» Task brief
The entries that follow should be written out exactly.

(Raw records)
***

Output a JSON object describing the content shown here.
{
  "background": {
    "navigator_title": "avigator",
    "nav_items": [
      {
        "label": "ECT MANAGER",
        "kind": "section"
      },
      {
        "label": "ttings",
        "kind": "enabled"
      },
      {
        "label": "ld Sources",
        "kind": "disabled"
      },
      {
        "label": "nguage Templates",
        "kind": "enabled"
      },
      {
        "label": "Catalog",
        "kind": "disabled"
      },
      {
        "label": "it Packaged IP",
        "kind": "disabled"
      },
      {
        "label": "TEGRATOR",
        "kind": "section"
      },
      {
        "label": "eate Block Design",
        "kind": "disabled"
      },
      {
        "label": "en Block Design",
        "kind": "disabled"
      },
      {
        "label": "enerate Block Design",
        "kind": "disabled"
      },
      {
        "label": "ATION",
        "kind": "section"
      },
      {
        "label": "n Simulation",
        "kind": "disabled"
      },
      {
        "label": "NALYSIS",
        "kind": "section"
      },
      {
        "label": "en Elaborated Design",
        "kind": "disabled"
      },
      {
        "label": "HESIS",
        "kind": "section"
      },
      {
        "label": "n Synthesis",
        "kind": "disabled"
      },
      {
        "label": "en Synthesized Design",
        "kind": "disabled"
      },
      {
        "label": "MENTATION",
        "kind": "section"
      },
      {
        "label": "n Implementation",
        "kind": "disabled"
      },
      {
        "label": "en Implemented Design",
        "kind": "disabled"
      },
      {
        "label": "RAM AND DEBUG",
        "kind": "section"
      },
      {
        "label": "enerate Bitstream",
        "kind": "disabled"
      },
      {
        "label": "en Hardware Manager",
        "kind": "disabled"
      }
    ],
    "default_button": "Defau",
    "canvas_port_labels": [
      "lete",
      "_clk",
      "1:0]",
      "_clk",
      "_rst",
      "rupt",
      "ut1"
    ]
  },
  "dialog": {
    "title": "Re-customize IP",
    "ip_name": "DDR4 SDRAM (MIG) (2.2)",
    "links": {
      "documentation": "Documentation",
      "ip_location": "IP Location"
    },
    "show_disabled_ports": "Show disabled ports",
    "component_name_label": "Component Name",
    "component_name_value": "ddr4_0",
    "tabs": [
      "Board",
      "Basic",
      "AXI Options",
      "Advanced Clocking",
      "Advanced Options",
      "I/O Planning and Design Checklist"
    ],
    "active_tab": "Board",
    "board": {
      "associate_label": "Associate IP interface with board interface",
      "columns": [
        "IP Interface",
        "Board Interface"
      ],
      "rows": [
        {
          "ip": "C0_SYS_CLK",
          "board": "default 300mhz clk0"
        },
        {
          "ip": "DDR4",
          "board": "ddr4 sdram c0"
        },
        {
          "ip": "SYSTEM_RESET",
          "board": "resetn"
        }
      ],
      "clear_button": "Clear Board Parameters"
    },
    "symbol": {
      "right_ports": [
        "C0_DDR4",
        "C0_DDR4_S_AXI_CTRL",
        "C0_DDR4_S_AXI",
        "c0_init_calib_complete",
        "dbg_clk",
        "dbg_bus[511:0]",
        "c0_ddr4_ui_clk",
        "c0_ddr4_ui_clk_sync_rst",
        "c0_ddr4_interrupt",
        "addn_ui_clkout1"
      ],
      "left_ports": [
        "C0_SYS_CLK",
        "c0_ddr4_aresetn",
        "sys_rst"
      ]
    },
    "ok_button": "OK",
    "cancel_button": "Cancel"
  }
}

***

» Reply to the task
Output a JSON object describing the content shown here.
{
  "background": {
    "navigator_title": "avigator",
    "nav_items": [
      {
        "label": "ECT MANAGER",
        "kind": "section"
      },
      {
        "label": "ttings",
        "kind": "enabled"
      },
      {
        "label": "ld Sources",
        "kind": "disabled"
      },
      {
        "label": "nguage Templates",
        "kind": "enabled"
      },
      {
        "label": "Catalog",
        "kind": "disabled"
      },
      {
        "label": "it Packaged IP",
        "kind": "disabled"
      },
      {
        "label": "TEGRATOR",
        "kind": "section"
      },
      {
        "label": "eate Block Design",
        "kind": "disabled"
      },
      {
        "label": "en Block Design",
        "kind": "disabled"
      },
      {
        "label": "enerate Block Design",
        "kind": "disabled"
      },
      {
        "label": "ATION",
        "kind": "section"
      },
      {
        "label": "n Simulation",
        "kind": "disabled"
      },
      {
        "label": "NALYSIS",
        "kind": "section"
      },
      {
        "label": "en Elaborated Design",
        "kind": "disabled"
      },
      {
        "label": "HESIS",
        "kind": "section"
      },
      {
        "label": "n Synthesis",
        "kind": "disabled"
      },
      {
        "label": "en Synthesized Design",
        "kind": "disabled"
      },
      {
        "label": "MENTATION",
        "kind": "section"
      },
      {
        "label": "n Implementation",
        "kind": "disabled"
      },
      {
        "label": "en Implemented Design",
        "kind": "disabled"
      },
      {
        "label": "RAM AND DEBUG",
        "kind": "section"
      },
      {
        "label": "enerate Bitstream",
        "kind": "disabled"
      },
      {
        "label": "en Hardware Manager",
        "kind": "disabled"
      }
    ],
    "default_button": "Defau",
    "canvas_port_labels": [
      "lete",
      "_clk",
      "1:0]",
      "_clk",
      "_rst",
      "rupt",
      "ut1"
    ]
  },
  "dialog": {
    "title": "Re-customize IP",
    "ip_name": "DDR4 SDRAM (MIG) (2.2)",
    "links": {
      "documentation": "Documentation",
      "ip_location": "IP Location"
    },
    "show_disabled_ports": "Show disabled ports",
    "component_name_label": "Component Name",
    "component_name_value": "ddr4_0",
    "tabs": [
      "Board",
      "Basic",
      "AXI Options",
      "Advanced Clocking",
      "Advanced Options",
      "I/O Planning and Design Checklist"
    ],
    "active_tab": "Board",
    "board": {
      "associate_label": "Associate IP interface with board interface",
      "columns": [
        "IP Interface",
        "Board Interface"
      ],
      "rows": [
        {
          "ip": "C0_SYS_CLK",
          "board": "default 300mhz clk0"
        },
        {
          "ip": "DDR4",
          "board": "ddr4 sdram c0"
        },
        {
          "ip": "SYSTEM_RESET",
          "board": "resetn"
        }
      ],
      "clear_button": "Clear Board Parameters"
    },
    "symbol": {
      "right_ports": [
        "C0_DDR4",
        "C0_DDR4_S_AXI_CTRL",
        "C0_DDR4_S_AXI",
        "c0_init_calib_complete",
        "dbg_clk",
        "dbg_bus[511:0]",
        "c0_ddr4_ui_clk",
        "c0_ddr4_ui_clk_sync_rst",
        "c0_ddr4_interrupt",
        "addn_ui_clkout1"
      ],
      "left_ports": [
        "C0_SYS_CLK",
        "c0_ddr4_aresetn",
        "sys_rst"
      ]
    },
    "ok_button": "OK",
    "cancel_button": "Cancel"
  }
}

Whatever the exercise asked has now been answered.